INSTRUCTIONS FOR THE TASK: Where a line contains the word "projection", copy that line.

[Data listing]
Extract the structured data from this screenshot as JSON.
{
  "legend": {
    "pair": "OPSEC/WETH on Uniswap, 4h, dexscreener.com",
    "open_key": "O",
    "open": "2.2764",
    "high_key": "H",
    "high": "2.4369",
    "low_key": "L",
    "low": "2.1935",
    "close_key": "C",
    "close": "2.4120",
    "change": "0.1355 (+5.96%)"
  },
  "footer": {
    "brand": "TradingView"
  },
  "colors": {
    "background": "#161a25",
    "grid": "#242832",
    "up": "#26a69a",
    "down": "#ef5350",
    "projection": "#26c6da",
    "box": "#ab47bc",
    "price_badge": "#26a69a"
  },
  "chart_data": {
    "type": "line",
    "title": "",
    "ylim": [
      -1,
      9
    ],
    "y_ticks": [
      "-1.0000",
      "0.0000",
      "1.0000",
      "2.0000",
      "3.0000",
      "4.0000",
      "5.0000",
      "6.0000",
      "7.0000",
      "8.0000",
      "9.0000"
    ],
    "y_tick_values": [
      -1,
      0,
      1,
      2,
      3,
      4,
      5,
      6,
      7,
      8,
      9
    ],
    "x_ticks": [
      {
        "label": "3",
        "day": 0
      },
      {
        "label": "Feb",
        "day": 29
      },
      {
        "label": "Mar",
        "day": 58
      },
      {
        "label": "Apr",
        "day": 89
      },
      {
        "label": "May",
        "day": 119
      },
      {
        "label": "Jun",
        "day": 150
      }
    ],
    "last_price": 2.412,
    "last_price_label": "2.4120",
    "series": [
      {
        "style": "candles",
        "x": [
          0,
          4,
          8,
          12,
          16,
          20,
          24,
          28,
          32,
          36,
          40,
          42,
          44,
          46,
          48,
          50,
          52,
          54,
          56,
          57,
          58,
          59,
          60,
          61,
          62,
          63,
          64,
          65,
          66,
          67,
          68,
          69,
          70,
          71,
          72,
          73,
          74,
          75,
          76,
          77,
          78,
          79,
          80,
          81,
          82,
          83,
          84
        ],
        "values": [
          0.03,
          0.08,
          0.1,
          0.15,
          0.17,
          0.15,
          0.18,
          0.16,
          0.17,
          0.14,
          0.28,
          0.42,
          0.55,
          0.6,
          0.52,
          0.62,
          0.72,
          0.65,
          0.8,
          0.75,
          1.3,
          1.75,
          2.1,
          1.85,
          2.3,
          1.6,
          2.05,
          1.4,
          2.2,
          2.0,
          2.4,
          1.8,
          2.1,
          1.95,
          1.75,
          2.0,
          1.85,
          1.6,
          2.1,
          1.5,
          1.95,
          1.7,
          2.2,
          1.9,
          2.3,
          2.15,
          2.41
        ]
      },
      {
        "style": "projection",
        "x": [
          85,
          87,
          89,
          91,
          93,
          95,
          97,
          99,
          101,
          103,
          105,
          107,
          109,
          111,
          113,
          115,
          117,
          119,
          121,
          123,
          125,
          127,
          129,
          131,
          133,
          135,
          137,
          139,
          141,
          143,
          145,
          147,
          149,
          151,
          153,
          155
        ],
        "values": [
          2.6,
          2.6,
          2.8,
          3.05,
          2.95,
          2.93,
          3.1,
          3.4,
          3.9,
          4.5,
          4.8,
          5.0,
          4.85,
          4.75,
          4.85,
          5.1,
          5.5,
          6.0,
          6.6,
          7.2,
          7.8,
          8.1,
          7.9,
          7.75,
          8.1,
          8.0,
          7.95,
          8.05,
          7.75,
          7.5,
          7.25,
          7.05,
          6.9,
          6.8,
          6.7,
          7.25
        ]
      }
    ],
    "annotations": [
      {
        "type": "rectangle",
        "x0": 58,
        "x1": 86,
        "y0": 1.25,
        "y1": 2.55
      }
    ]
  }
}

WRITTEN RESPONSE:
    "projection": "#26c6da",
        "style": "projection",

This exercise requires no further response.